» Exercises to complete
a) Which organizations and government bodies are named in the excerpt on the executive order?
b) How would you say this sentence from the excerpt on the executive order in Spanish: "Like many of Trump's orders, it was a little more toothless than its announcement made it seem."?

David Vance, spokesperson for the good government group Common Cause, says that his biggest concern is how the order will affect campaign finance rules. He's worried that the section telling the IRS to go easy on churches and religious institutions that endorse political candidates could lead to the line between political organization and charities disappearing entirely.
His interpretation is that the order will allow big-money donors to funnel their money through nakedly political charities and religious groups while getting a tax deduction for it. Although it was signed under the guise of "religious freedom," Vance says that it has little to nothing to do with that.
"The order itself may not be all that much in terms of its text but if you are an agency that has been badgered, harassed, and had your budget slashed by Congress like the IRS in recent years, it sends a pretty clear message to steer clear of enforcing the law," he told me.
Like many of Trump's orders, it was a little more toothless than its announcement made it seem. At bottom, it simply instructs various agencies to go easier on religious institutions—as French noted, it doesn't remove regulations restricting the political activities of churches or those requiring insurance plans to provide contraception coverage.
Shortly after it was signed, ACLU executive director Anthony Romero said the order would use religion to discriminate, and that his organization would be suing Trump over it. By late afternoon, though, it seems like the organization had changed its tune, possibly after reading it again.
"Today's executive order signing was an elaborate photo-op with no discernible policy outcome," it said in a statement late Thursday. "After careful review of the order's text we have determined that the order does not meaningfully alter the ability of religious institutions or individuals to intervene in the political process."

» Information supplied
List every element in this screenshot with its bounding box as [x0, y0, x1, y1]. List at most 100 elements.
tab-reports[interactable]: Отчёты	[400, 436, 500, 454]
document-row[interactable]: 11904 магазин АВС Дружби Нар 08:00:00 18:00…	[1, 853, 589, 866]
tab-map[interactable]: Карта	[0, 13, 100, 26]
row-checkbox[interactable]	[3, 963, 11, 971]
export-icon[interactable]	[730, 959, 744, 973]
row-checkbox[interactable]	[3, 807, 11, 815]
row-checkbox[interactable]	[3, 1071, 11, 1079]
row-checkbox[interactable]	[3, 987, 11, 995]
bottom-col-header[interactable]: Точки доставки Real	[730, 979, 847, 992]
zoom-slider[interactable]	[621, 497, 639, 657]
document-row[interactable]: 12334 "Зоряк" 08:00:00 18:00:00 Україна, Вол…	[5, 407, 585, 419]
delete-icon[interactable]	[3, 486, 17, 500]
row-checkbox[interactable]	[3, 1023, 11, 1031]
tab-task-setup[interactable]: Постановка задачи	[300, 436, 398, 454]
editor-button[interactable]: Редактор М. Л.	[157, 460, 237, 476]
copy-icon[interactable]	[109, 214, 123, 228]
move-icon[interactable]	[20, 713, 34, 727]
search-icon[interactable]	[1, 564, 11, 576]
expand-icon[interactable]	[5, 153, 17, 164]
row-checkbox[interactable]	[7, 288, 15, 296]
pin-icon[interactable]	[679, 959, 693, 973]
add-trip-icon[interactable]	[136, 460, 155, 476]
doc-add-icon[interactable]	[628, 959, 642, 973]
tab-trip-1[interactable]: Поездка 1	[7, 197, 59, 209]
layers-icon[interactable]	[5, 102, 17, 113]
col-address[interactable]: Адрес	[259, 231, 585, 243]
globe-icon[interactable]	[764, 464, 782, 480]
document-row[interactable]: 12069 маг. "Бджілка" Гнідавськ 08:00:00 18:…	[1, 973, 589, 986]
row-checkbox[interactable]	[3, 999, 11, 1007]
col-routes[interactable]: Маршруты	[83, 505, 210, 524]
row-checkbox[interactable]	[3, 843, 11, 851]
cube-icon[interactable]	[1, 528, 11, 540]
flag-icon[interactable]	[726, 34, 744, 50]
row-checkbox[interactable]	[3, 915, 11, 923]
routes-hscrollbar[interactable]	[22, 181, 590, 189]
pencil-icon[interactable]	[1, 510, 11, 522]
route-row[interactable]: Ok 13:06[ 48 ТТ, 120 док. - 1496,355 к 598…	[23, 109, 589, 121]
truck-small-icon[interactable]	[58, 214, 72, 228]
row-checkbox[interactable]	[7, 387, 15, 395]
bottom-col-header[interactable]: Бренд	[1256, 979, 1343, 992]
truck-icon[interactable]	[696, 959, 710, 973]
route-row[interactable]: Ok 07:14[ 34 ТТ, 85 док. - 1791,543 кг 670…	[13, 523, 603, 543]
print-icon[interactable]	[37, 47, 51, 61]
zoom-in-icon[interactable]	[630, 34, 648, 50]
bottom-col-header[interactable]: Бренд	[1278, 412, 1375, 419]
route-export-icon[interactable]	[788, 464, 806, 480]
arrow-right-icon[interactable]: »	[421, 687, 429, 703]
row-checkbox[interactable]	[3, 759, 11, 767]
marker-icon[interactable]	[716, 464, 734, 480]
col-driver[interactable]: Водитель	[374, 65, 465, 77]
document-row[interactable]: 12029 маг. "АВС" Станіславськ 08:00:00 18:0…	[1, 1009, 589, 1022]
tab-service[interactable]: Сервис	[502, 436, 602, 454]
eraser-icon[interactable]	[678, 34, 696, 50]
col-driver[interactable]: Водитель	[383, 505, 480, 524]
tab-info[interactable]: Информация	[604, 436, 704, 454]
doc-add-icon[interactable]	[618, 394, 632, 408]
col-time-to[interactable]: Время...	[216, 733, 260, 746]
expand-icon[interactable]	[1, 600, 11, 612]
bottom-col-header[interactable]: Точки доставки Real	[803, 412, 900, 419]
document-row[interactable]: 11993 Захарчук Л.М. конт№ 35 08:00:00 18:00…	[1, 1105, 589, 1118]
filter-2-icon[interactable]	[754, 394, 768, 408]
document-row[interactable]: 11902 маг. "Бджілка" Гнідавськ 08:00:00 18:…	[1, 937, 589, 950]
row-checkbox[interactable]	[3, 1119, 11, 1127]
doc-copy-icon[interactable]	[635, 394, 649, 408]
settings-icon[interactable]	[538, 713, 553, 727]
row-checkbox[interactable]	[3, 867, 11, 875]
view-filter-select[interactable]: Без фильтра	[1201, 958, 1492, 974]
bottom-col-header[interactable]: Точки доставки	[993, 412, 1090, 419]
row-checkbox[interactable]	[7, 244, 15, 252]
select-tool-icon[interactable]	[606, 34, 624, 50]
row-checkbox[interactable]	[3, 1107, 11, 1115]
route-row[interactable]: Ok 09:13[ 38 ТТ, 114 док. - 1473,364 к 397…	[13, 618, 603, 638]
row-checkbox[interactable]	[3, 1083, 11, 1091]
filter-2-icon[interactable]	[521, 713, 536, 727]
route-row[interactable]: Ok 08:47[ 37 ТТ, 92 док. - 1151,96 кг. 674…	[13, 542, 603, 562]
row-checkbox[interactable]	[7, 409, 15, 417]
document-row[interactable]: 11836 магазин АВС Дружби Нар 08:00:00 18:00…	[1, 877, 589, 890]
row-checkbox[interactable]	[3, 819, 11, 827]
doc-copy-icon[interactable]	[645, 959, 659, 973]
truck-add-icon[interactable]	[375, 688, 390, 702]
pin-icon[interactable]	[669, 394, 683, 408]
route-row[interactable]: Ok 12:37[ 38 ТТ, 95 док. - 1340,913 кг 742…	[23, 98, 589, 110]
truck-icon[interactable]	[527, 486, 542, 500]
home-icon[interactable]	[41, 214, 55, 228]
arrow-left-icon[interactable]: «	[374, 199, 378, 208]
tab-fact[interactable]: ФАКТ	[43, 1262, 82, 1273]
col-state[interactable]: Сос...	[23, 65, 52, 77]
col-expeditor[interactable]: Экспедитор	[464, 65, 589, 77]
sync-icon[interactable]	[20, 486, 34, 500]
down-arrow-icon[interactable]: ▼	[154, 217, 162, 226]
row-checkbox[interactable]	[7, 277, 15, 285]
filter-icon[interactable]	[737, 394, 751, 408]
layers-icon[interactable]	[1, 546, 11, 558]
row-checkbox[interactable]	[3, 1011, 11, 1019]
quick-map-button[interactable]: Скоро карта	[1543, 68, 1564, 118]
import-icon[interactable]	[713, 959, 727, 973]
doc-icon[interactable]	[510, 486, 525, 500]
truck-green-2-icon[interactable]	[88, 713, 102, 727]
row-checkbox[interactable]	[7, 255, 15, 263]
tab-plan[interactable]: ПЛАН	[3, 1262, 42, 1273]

» Exercise responses
a) Common Cause, the IRS, Congress, the ACLU

b) Como muchas de las órdenes de Trump, tenía un poco menos de fuerza de lo que su anuncio hacía parecer.